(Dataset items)

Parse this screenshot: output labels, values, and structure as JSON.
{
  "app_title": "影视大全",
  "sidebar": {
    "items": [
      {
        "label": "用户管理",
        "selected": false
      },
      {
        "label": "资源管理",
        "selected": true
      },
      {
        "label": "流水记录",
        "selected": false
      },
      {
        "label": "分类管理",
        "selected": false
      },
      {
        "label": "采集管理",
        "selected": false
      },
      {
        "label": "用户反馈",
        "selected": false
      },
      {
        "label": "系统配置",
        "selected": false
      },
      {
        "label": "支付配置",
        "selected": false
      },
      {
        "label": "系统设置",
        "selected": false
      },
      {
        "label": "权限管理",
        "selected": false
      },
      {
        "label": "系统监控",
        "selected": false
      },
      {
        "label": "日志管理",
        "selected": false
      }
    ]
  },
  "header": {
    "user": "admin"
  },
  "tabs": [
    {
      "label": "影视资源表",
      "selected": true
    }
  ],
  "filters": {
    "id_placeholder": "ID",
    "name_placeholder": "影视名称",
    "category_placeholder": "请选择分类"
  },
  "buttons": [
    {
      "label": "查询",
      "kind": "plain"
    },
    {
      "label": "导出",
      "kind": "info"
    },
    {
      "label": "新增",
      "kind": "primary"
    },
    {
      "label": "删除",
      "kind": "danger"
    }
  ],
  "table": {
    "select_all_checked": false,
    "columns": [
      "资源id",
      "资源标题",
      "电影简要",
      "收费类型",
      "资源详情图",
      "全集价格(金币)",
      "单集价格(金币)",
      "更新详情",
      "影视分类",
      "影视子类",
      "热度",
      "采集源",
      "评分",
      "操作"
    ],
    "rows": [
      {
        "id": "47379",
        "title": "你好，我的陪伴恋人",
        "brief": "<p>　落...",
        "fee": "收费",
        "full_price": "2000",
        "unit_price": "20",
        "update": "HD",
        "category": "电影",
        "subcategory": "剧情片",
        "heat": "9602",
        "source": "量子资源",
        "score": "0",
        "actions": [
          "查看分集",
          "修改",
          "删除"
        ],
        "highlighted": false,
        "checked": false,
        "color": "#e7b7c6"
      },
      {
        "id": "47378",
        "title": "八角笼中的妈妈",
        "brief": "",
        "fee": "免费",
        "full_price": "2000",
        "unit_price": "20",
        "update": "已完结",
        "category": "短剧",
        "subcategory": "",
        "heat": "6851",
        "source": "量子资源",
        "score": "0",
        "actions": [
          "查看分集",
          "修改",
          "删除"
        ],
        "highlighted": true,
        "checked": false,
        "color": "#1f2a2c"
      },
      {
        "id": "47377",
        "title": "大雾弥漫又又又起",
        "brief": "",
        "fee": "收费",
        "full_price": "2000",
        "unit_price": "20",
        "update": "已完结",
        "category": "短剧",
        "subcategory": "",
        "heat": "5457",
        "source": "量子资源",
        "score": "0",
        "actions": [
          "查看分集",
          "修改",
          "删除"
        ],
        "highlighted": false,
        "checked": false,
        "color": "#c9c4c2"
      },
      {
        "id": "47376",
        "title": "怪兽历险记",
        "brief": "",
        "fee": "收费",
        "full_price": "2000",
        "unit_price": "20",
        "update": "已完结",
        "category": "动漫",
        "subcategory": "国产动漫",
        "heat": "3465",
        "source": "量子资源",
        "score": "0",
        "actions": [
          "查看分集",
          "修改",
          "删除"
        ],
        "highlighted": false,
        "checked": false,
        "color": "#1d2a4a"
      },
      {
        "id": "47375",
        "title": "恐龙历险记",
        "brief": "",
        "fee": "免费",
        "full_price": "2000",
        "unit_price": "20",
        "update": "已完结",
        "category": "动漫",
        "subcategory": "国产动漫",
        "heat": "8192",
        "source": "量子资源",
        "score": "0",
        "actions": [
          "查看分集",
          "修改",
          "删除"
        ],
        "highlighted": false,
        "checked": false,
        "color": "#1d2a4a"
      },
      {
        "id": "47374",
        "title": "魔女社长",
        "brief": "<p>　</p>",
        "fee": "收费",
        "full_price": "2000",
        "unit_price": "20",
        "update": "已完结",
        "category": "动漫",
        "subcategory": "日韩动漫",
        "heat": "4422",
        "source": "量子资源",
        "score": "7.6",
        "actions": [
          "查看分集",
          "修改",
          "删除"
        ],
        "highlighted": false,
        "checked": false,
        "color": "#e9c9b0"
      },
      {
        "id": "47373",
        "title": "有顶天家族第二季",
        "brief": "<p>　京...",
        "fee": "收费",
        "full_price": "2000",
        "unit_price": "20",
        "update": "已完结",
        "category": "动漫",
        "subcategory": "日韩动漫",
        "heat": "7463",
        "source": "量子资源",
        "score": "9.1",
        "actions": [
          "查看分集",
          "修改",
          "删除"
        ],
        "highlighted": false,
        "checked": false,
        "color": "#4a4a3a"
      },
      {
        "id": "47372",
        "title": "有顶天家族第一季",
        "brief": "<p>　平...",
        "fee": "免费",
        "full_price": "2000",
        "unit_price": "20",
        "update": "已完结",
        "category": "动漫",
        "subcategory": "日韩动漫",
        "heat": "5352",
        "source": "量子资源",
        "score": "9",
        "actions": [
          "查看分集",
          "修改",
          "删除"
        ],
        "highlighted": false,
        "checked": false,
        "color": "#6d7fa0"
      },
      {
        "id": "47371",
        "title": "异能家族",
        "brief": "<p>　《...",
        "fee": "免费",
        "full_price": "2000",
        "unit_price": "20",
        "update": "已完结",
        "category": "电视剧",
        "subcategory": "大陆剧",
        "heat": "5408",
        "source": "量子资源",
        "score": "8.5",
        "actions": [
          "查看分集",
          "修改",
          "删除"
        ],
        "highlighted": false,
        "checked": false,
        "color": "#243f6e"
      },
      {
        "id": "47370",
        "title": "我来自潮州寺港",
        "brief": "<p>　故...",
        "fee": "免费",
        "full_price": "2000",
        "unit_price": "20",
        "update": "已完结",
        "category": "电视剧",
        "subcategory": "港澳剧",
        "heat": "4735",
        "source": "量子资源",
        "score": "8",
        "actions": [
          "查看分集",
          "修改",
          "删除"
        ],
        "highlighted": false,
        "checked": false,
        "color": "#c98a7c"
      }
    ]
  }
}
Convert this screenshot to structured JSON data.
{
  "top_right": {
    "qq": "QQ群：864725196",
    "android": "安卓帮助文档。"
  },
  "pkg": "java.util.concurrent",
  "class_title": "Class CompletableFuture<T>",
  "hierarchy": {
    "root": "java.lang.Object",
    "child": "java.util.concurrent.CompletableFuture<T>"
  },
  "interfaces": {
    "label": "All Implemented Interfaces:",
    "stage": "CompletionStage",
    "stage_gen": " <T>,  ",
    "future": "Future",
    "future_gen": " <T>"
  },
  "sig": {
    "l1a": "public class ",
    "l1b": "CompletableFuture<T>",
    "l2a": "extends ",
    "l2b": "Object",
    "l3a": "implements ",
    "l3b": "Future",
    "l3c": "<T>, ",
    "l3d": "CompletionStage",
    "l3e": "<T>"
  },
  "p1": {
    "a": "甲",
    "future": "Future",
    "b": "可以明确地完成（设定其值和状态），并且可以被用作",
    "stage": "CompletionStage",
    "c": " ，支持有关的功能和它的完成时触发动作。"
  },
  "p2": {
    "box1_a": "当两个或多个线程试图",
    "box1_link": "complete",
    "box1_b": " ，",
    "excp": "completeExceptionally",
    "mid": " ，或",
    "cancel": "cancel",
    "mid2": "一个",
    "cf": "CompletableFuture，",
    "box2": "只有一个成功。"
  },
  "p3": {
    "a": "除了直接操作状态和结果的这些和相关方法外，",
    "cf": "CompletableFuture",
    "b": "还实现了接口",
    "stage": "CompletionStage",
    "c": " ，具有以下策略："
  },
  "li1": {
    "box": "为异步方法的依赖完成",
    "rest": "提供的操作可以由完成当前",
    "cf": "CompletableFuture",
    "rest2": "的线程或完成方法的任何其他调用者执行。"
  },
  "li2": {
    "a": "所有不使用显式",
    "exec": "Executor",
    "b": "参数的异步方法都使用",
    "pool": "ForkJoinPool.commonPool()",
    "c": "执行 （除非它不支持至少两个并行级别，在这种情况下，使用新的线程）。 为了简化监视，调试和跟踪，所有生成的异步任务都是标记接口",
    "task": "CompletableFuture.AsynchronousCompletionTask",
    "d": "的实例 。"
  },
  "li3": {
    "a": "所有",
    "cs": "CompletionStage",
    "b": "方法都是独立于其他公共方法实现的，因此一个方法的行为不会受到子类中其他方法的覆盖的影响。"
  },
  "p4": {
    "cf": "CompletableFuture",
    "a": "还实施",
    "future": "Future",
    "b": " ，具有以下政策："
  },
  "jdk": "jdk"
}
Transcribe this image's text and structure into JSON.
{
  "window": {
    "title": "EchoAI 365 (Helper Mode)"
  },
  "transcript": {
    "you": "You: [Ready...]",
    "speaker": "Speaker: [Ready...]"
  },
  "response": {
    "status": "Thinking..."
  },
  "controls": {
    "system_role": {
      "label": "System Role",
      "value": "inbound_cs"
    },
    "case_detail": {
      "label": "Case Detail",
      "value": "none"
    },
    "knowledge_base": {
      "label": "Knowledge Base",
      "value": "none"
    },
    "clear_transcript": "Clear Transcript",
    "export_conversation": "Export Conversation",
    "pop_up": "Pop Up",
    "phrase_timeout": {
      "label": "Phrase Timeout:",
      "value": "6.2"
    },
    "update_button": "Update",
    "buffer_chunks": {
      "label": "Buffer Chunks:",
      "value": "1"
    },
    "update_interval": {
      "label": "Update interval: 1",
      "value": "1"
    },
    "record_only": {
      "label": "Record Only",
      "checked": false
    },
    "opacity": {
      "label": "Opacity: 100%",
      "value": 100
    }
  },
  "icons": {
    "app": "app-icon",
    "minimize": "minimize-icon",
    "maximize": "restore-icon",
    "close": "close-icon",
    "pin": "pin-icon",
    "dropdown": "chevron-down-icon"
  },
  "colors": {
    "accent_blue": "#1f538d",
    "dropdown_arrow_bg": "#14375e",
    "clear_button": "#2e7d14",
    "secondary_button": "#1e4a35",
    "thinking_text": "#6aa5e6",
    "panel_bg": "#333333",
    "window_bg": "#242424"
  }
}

• Prompt:
Search the records for the string "screenshot" and return every line in which it occurs.

• Response:
Parse this screenshot: output labels, values, and structure as JSON.
Convert this screenshot to structured JSON data.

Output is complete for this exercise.